■ SELECTED TEXT ■
So, it looks to be the same, since the page I linked uses themadinventor’s version. It should probably work either way!

I think I just solved the limitations I was stuck with in my PR. I’m sure you’re super busy, but if you have a chance to play around with it, I’d really love your feedback! I’m perfectly content to run my own branch, but it seems like a useful addition to your main branch :slight_smile:

These controllers are stupid-awesome and really fun to hack on, thank you so much for all the hard work you’ve put into them!

Thanks for the tips, ideas and pictures.

Played around a little bit and for the lower cabinets i tried putting the LED strips in the middle of the bottom cabinets and the wife couldn’t the difference where the strip was placed. So that was good in my favor.

Now I re-adjusted it and I have it closer to the front of the cabinet now. I’m using 3000K LED strips with 300 leds in a 5M spool. I think the light should be more than adequate to light the backsplash and the counter tops underneath but up to the wife and not me. Lol.

My bigger challenge is to connect the different length of strips from each of the cabinets together. I’m torn either drilling a small hole just enough to pull a small amount of 22 GA wire to solder them together or skip drilling and go underneath and over to the next cabinet with the wires. Then I have this huge corner gap that is about 4ft long on each side that i need to some how connect to the other LED Strips with very little/no wires showing.

■ ACTIVITY ■
In the forum posts above, why does the writer say it should probably work either way?

■ PROVIDED RECORDS ■

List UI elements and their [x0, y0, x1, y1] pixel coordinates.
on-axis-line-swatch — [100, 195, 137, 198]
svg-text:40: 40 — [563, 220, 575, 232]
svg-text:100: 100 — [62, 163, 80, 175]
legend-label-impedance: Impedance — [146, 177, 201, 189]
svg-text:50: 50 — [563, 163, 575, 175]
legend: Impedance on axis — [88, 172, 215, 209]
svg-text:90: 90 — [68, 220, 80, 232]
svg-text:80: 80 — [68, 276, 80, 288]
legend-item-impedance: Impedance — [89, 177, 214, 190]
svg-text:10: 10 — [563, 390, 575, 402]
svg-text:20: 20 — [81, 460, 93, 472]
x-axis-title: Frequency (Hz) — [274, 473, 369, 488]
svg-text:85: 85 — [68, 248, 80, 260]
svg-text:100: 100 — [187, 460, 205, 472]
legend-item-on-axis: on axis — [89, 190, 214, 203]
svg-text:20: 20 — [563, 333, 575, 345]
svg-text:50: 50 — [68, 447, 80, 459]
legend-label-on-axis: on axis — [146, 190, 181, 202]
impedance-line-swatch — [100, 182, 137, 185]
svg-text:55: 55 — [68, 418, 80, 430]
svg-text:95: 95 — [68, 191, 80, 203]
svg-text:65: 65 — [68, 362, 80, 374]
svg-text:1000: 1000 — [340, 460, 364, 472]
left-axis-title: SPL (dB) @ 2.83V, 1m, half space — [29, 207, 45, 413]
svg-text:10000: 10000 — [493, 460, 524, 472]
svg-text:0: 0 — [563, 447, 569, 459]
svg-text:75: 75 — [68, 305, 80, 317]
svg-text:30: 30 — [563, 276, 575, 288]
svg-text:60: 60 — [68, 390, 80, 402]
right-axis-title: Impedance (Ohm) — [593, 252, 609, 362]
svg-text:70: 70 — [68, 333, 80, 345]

■ SOLUTION TO THIS EXERCISE ■
The writer says it looks to be the same, because the page they linked uses themadinventor's version.